Copy out each line below exactly as it appears.

>>

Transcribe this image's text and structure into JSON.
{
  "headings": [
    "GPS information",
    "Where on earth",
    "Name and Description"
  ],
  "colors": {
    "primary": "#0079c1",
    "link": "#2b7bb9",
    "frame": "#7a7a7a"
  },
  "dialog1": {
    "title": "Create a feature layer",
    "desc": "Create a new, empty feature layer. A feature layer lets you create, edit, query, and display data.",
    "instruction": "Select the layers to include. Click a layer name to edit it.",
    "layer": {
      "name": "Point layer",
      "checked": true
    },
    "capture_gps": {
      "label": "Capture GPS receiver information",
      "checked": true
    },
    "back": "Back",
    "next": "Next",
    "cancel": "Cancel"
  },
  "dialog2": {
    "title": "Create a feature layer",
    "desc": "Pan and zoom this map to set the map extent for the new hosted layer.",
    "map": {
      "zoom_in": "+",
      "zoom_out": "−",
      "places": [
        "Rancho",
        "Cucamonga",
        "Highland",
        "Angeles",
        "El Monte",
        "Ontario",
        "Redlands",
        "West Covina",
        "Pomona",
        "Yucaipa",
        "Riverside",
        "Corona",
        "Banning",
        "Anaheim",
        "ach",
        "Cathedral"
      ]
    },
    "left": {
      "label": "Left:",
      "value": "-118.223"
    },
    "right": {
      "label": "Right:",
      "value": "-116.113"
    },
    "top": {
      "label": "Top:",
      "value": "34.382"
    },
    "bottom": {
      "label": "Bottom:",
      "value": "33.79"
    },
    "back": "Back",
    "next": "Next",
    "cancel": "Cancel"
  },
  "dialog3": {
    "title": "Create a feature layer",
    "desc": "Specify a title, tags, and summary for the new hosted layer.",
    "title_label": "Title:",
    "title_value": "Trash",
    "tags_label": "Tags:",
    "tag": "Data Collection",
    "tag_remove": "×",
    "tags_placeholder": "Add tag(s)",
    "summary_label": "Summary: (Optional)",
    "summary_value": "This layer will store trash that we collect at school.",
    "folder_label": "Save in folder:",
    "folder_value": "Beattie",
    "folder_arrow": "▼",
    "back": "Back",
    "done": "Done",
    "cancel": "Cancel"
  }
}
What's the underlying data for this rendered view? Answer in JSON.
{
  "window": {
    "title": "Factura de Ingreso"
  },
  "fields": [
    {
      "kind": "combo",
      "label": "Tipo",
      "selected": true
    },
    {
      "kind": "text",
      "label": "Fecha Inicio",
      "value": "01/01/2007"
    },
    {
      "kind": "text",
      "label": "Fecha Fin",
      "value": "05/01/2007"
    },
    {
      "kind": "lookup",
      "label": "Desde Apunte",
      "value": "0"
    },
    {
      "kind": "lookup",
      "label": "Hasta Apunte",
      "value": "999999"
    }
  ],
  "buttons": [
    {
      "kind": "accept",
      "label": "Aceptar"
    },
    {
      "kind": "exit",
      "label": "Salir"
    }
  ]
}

<<

> SOLUTION TO THIS TASK
Transcribe this image's text and structure into JSON.
{
  "headings": [
    "GPS information",
    "Where on earth",
    "Name and Description"
  ],
  "colors": {
    "primary": "#0079c1",
    "link": "#2b7bb9",
    "frame": "#7a7a7a"
  },
  "dialog1": {
    "title": "Create a feature layer",
    "desc": "Create a new, empty feature layer. A feature layer lets you create, edit, query, and display data.",
    "instruction": "Select the layers to include. Click a layer name to edit it.",
    "layer": {
      "name": "Point layer",
      "checked": true
    },
    "capture_gps": {
      "label": "Capture GPS receiver information",
      "checked": true
    },
    "back": "Back",
    "next": "Next",
    "cancel": "Cancel"
  },
  "dialog2": {
    "title": "Create a feature layer",
    "desc": "Pan and zoom this map to set the map extent for the new hosted layer.",
    "map": {
      "zoom_in": "+",
      "zoom_out": "−",
      "places": [
        "Rancho",
        "Cucamonga",
        "Highland",
        "Angeles",
        "El Monte",
        "Ontario",
        "Redlands",
        "West Covina",
        "Pomona",
        "Yucaipa",
        "Riverside",
        "Corona",
        "Banning",
        "Anaheim",
        "ach",
        "Cathedral"
      ]
    },
    "left": {
      "label": "Left:",
      "value": "-118.223"
    },
    "right": {
      "label": "Right:",
      "value": "-116.113"
    },
    "top": {
      "label": "Top:",
      "value": "34.382"
    },
    "bottom": {
      "label": "Bottom:",
      "value": "33.79"
    },
    "back": "Back",
    "next": "Next",
    "cancel": "Cancel"
  },
  "dialog3": {
    "title": "Create a feature layer",
    "desc": "Specify a title, tags, and summary for the new hosted layer.",
    "title_label": "Title:",
    "title_value": "Trash",
    "tags_label": "Tags:",
    "tag": "Data Collection",
    "tag_remove": "×",
    "tags_placeholder": "Add tag(s)",
    "summary_label": "Summary: (Optional)",
    "summary_value": "This layer will store trash that we collect at school.",
    "folder_label": "Save in folder:",
    "folder_value": "Beattie",
    "folder_arrow": "▼",
    "back": "Back",
    "done": "Done",
    "cancel": "Cancel"
  }
}
What's the underlying data for this rendered view? Answer in JSON.
{
  "window": {
    "title": "Factura de Ingreso"
  },
  "fields": [
    {
      "kind": "combo",
      "label": "Tipo",
      "selected": true
    },
    {
      "kind": "text",
      "label": "Fecha Inicio",
      "value": "01/01/2007"
    },
    {
      "kind": "text",
      "label": "Fecha Fin",
      "value": "05/01/2007"
    },
    {
      "kind": "lookup",
      "label": "Desde Apunte",
      "value": "0"
    },
    {
      "kind": "lookup",
      "label": "Hasta Apunte",
      "value": "999999"
    }
  ],
  "buttons": [
    {
      "kind": "accept",
      "label": "Aceptar"
    },
    {
      "kind": "exit",
      "label": "Salir"
    }
  ]
}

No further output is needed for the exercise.